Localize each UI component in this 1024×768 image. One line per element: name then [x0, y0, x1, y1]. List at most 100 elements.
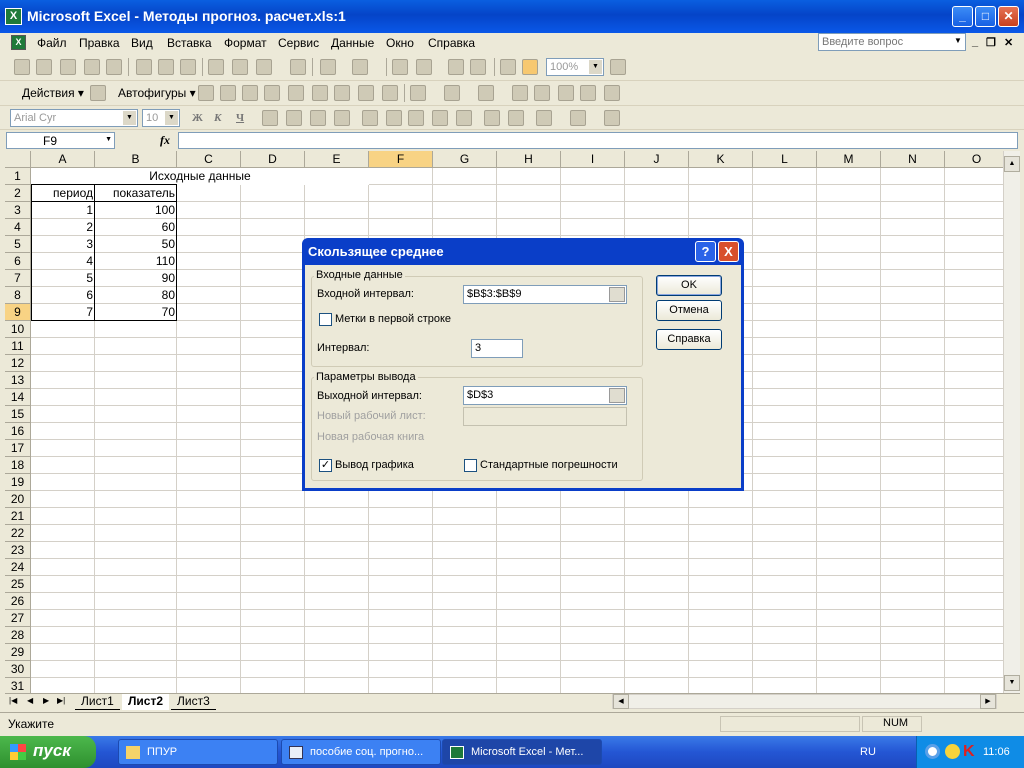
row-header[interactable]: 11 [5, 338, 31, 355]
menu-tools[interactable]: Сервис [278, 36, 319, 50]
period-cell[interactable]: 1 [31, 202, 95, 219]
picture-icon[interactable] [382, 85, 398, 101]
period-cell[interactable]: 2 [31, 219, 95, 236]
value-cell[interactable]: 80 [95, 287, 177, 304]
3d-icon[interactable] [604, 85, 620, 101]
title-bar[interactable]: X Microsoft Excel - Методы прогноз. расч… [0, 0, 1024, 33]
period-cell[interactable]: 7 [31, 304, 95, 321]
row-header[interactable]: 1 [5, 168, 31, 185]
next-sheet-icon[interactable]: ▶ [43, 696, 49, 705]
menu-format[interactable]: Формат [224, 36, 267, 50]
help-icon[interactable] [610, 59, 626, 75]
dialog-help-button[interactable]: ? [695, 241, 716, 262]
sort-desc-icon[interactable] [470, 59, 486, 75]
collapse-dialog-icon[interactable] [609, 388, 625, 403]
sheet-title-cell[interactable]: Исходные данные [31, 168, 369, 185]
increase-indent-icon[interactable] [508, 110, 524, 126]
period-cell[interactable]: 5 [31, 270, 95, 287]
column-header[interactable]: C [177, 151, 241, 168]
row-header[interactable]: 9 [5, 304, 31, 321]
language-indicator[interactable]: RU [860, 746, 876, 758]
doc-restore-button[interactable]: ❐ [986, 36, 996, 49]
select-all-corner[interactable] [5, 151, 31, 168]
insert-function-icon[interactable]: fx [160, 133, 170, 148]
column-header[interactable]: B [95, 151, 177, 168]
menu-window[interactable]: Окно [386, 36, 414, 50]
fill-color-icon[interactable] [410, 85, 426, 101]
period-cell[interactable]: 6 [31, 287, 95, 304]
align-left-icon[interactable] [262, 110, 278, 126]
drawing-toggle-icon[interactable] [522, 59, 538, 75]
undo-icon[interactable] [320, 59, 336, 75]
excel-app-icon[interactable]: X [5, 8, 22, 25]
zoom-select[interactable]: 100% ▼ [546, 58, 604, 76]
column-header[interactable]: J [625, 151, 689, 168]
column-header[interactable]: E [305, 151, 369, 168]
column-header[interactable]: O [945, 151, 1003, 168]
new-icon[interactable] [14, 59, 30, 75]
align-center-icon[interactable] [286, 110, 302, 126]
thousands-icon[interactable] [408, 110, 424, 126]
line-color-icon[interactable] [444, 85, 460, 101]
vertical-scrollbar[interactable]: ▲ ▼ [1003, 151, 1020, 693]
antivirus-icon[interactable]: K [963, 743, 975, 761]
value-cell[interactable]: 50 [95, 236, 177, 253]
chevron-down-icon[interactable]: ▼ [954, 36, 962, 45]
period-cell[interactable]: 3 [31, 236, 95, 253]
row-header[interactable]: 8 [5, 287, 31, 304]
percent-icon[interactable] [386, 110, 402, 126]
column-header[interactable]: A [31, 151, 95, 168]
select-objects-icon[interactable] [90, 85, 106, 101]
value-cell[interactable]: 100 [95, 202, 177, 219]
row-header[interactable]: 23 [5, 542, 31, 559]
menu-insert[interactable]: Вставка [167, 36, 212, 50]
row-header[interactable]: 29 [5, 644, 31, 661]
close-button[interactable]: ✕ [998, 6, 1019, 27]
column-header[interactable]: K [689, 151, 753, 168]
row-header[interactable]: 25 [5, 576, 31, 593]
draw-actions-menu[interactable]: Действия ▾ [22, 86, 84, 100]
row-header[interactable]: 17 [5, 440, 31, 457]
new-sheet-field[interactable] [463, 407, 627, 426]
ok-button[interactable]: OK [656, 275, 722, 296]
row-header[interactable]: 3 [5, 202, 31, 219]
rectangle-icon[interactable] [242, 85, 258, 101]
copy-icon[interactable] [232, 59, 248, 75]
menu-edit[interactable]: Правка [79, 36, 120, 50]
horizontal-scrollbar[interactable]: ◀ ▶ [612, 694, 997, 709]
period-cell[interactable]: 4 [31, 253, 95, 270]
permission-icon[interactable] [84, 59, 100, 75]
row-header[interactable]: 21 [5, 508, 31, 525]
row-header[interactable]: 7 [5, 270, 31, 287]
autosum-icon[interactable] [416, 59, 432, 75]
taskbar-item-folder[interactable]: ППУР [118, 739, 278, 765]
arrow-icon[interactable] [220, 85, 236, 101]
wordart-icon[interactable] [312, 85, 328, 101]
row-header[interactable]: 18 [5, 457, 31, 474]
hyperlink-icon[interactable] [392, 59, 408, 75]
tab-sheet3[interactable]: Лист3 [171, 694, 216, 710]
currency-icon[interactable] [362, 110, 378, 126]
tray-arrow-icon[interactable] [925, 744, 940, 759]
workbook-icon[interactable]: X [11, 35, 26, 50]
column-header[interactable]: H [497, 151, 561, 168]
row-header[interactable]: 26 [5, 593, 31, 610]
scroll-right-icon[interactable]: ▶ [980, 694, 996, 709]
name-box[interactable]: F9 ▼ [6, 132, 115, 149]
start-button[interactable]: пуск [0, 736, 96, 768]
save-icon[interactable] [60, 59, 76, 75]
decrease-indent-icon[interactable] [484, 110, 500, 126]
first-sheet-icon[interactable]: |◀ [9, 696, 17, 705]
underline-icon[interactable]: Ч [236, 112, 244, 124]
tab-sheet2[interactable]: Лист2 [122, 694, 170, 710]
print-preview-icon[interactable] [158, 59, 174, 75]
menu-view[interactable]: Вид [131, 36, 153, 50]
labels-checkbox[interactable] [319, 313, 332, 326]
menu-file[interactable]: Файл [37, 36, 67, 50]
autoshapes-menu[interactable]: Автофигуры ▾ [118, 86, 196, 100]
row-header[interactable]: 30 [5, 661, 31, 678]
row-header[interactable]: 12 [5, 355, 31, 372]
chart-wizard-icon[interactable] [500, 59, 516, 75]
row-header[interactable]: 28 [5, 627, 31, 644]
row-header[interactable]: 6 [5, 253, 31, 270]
• • • • •
## To do
The listing is to be repeated exactly, with its pictures removed.

## Result of this exercise
Localize each UI component in this 1024×768 image. One line per element: name then [x0, y0, x1, y1]. List at most 100 elements.
row-header[interactable]: 11 [5, 338, 31, 355]
menu-tools[interactable]: Сервис [278, 36, 319, 50]
period-cell[interactable]: 1 [31, 202, 95, 219]
picture-icon[interactable] [382, 85, 398, 101]
period-cell[interactable]: 2 [31, 219, 95, 236]
value-cell[interactable]: 80 [95, 287, 177, 304]
3d-icon[interactable] [604, 85, 620, 101]
title-bar[interactable]: X Microsoft Excel - Методы прогноз. расч… [0, 0, 1024, 33]
period-cell[interactable]: 7 [31, 304, 95, 321]
row-header[interactable]: 1 [5, 168, 31, 185]
next-sheet-icon[interactable]: ▶ [43, 696, 49, 705]
menu-format[interactable]: Формат [224, 36, 267, 50]
help-icon[interactable] [610, 59, 626, 75]
dialog-help-button[interactable]: ? [695, 241, 716, 262]
sort-desc-icon[interactable] [470, 59, 486, 75]
collapse-dialog-icon[interactable] [609, 388, 625, 403]
sheet-title-cell[interactable]: Исходные данные [31, 168, 369, 185]
increase-indent-icon[interactable] [508, 110, 524, 126]
period-cell[interactable]: 5 [31, 270, 95, 287]
column-header[interactable]: C [177, 151, 241, 168]
row-header[interactable]: 9 [5, 304, 31, 321]
language-indicator[interactable]: RU [860, 746, 876, 758]
doc-restore-button[interactable]: ❐ [986, 36, 996, 49]
select-all-corner[interactable] [5, 151, 31, 168]
insert-function-icon[interactable]: fx [160, 133, 170, 148]
column-header[interactable]: B [95, 151, 177, 168]
menu-window[interactable]: Окно [386, 36, 414, 50]
fill-color-icon[interactable] [410, 85, 426, 101]
period-cell[interactable]: 6 [31, 287, 95, 304]
align-left-icon[interactable] [262, 110, 278, 126]
drawing-toggle-icon[interactable] [522, 59, 538, 75]
undo-icon[interactable] [320, 59, 336, 75]
excel-app-icon[interactable]: X [5, 8, 22, 25]
zoom-select[interactable]: 100% ▼ [546, 58, 604, 76]
column-header[interactable]: J [625, 151, 689, 168]
column-header[interactable]: E [305, 151, 369, 168]
column-header[interactable]: O [945, 151, 1003, 168]
new-icon[interactable] [14, 59, 30, 75]
align-center-icon[interactable] [286, 110, 302, 126]
thousands-icon[interactable] [408, 110, 424, 126]
line-color-icon[interactable] [444, 85, 460, 101]
vertical-scrollbar[interactable]: ▲ ▼ [1003, 151, 1020, 693]
antivirus-icon[interactable]: K [963, 743, 975, 761]
value-cell[interactable]: 50 [95, 236, 177, 253]
chevron-down-icon[interactable]: ▼ [954, 36, 962, 45]
period-cell[interactable]: 3 [31, 236, 95, 253]
row-header[interactable]: 8 [5, 287, 31, 304]
percent-icon[interactable] [386, 110, 402, 126]
column-header[interactable]: A [31, 151, 95, 168]
select-objects-icon[interactable] [90, 85, 106, 101]
value-cell[interactable]: 100 [95, 202, 177, 219]
row-header[interactable]: 23 [5, 542, 31, 559]
menu-insert[interactable]: Вставка [167, 36, 212, 50]
row-header[interactable]: 29 [5, 644, 31, 661]
close-button[interactable]: ✕ [998, 6, 1019, 27]
column-header[interactable]: K [689, 151, 753, 168]
row-header[interactable]: 25 [5, 576, 31, 593]
draw-actions-menu[interactable]: Действия ▾ [22, 86, 84, 100]
row-header[interactable]: 17 [5, 440, 31, 457]
new-sheet-field[interactable] [463, 407, 627, 426]
ok-button[interactable]: OK [656, 275, 722, 296]
row-header[interactable]: 3 [5, 202, 31, 219]
rectangle-icon[interactable] [242, 85, 258, 101]
copy-icon[interactable] [232, 59, 248, 75]
menu-edit[interactable]: Правка [79, 36, 120, 50]
horizontal-scrollbar[interactable]: ◀ ▶ [612, 694, 997, 709]
period-cell[interactable]: 4 [31, 253, 95, 270]
permission-icon[interactable] [84, 59, 100, 75]
row-header[interactable]: 21 [5, 508, 31, 525]
row-header[interactable]: 7 [5, 270, 31, 287]
autosum-icon[interactable] [416, 59, 432, 75]
taskbar-item-folder[interactable]: ППУР [118, 739, 278, 765]
arrow-icon[interactable] [220, 85, 236, 101]
wordart-icon[interactable] [312, 85, 328, 101]
row-header[interactable]: 18 [5, 457, 31, 474]
hyperlink-icon[interactable] [392, 59, 408, 75]
tab-sheet3[interactable]: Лист3 [171, 694, 216, 710]
currency-icon[interactable] [362, 110, 378, 126]
tray-arrow-icon[interactable] [925, 744, 940, 759]
workbook-icon[interactable]: X [11, 35, 26, 50]
column-header[interactable]: H [497, 151, 561, 168]
row-header[interactable]: 26 [5, 593, 31, 610]
scroll-right-icon[interactable]: ▶ [980, 694, 996, 709]
name-box[interactable]: F9 ▼ [6, 132, 115, 149]
start-button[interactable]: пуск [0, 736, 96, 768]
save-icon[interactable] [60, 59, 76, 75]
decrease-indent-icon[interactable] [484, 110, 500, 126]
first-sheet-icon[interactable]: |◀ [9, 696, 17, 705]
underline-icon[interactable]: Ч [236, 112, 244, 124]
tab-sheet2[interactable]: Лист2 [122, 694, 170, 710]
print-preview-icon[interactable] [158, 59, 174, 75]
menu-view[interactable]: Вид [131, 36, 153, 50]
labels-checkbox[interactable] [319, 313, 332, 326]
menu-file[interactable]: Файл [37, 36, 67, 50]
autoshapes-menu[interactable]: Автофигуры ▾ [118, 86, 196, 100]
row-header[interactable]: 30 [5, 661, 31, 678]
row-header[interactable]: 12 [5, 355, 31, 372]
chart-wizard-icon[interactable] [500, 59, 516, 75]
row-header[interactable]: 28 [5, 627, 31, 644]
row-header[interactable]: 6 [5, 253, 31, 270]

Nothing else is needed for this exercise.